┌────────

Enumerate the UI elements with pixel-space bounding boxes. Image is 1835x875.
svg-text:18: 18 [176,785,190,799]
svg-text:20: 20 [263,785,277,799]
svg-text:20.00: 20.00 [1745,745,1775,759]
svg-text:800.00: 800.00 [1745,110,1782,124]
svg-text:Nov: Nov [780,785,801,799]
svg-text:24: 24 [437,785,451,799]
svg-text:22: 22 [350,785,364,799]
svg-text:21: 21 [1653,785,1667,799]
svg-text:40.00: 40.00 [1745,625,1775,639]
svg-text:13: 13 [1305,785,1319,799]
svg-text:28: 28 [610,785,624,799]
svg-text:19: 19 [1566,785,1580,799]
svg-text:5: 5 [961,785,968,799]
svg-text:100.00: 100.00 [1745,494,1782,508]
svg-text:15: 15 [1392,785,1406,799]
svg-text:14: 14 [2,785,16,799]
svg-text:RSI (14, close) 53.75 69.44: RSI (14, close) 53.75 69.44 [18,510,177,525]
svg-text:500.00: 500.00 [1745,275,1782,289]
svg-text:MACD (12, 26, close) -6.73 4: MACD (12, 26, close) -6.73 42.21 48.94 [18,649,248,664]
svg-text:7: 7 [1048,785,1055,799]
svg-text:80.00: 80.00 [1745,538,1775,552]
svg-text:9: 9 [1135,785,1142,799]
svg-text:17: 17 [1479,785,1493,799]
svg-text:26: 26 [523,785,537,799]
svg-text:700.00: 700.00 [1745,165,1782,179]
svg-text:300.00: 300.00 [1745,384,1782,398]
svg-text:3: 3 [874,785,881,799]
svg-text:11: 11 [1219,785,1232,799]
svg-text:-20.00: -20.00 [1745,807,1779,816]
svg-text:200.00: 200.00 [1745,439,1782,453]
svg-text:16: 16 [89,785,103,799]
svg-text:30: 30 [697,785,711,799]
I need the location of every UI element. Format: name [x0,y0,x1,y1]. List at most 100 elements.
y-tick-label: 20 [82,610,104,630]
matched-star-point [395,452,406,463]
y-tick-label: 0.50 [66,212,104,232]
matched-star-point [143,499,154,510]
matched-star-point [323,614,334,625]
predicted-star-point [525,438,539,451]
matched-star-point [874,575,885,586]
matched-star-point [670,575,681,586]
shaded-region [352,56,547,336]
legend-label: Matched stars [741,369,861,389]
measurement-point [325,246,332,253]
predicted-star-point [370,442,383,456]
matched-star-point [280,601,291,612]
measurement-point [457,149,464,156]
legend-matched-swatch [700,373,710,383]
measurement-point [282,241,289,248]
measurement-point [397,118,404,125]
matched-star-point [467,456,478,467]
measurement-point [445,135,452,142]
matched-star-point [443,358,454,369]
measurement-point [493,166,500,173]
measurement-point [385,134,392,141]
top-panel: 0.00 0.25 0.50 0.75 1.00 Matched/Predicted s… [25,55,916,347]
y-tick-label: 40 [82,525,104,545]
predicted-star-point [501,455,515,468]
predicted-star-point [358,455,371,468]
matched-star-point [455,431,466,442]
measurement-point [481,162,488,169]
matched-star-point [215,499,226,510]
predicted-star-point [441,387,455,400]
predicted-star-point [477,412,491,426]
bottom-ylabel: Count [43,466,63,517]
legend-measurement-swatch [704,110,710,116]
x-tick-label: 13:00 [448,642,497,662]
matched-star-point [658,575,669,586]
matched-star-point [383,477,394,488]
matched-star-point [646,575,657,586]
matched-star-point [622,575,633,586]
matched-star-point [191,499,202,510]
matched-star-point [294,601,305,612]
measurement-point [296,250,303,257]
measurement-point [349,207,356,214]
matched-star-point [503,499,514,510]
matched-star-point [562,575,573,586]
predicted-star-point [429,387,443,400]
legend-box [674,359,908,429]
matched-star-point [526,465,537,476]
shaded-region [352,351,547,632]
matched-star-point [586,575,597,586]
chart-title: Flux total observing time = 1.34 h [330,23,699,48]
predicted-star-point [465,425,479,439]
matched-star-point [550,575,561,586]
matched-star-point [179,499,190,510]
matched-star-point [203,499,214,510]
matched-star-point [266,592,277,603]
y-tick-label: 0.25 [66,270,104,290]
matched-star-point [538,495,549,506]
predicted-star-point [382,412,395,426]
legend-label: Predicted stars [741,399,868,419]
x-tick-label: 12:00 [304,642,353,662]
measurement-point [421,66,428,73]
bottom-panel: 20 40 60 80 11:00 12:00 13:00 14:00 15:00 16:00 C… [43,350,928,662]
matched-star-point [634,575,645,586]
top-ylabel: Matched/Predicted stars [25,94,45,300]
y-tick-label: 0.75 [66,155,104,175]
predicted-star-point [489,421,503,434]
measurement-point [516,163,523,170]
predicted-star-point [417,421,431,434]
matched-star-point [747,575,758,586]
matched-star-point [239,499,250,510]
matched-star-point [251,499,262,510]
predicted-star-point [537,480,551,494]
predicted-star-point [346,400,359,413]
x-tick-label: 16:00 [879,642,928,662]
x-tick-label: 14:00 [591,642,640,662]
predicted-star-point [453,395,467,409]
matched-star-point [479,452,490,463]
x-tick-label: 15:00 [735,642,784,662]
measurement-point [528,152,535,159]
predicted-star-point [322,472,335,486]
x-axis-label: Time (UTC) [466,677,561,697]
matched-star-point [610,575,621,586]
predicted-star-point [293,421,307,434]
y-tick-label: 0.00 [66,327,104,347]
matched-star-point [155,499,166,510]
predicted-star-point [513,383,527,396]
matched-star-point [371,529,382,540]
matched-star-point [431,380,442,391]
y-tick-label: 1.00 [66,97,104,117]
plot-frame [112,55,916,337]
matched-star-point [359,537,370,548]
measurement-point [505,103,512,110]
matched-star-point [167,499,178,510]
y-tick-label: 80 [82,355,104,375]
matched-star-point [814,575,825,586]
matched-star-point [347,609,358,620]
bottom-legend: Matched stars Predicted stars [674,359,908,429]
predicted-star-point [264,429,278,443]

└────────

__SHORT TASK__.
Gather each line of the material above that contains the string "panel" and copy it in full. Match case exactly.

__TASK ANSWER__.
top-panel: 0.00 0.25 0.50 0.75 1.00 Matched/Predicted s… [25,55,916,347]
bottom-panel: 20 40 60 80 11:00 12:00 13:00 14:00 15:00 16:00 C… [43,350,928,662]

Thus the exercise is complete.